### Exercise goal
Copy every line in the records below that contains the word "with".

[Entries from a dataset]

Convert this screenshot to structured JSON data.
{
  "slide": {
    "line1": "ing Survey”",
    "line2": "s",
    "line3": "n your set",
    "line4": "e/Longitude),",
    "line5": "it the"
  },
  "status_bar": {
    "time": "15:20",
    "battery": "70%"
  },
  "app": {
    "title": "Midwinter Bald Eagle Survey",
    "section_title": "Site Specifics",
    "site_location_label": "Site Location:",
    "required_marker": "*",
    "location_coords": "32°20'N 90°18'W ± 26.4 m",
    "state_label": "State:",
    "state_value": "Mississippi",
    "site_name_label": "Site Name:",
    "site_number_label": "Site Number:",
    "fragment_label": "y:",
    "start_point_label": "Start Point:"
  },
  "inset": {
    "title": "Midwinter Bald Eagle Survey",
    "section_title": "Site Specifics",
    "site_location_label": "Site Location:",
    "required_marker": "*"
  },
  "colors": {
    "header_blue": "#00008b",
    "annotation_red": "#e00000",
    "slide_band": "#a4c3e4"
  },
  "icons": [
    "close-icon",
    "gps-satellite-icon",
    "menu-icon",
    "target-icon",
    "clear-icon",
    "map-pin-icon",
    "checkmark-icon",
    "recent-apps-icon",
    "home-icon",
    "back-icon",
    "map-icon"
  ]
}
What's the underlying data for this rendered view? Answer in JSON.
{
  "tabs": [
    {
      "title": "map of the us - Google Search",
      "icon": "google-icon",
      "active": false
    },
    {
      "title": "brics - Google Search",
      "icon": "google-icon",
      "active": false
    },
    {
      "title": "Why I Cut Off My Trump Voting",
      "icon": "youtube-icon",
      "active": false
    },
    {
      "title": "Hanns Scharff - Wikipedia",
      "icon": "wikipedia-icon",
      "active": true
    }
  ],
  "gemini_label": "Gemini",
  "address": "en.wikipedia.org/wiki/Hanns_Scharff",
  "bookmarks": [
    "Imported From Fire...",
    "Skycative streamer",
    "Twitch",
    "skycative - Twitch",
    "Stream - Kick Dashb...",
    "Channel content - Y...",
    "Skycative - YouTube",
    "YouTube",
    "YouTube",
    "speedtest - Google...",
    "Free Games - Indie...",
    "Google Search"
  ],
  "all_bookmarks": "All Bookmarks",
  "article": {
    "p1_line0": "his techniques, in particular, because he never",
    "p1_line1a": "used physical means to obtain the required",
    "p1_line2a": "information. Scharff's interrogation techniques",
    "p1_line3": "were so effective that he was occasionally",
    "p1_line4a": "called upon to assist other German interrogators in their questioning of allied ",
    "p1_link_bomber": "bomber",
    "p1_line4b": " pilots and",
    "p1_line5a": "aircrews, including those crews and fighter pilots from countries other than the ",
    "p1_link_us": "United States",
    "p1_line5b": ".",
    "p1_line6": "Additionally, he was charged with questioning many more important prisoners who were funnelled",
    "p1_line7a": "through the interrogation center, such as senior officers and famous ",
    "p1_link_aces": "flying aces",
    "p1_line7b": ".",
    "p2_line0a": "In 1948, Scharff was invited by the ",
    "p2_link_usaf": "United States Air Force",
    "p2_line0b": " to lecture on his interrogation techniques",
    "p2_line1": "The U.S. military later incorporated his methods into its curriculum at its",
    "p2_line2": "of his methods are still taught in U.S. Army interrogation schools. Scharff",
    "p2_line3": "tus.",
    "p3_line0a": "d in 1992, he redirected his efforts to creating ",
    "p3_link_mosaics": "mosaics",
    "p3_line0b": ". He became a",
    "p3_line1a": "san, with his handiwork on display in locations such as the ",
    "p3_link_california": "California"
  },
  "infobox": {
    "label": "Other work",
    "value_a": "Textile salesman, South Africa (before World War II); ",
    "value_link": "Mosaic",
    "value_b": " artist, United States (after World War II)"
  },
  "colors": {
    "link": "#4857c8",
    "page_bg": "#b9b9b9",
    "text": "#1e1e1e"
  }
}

### Full response
    "p1_line6": "Additionally, he was charged with questioning many more important prisoners who were funnelled",
    "p3_line1a": "san, with his handiwork on display in locations such as the ",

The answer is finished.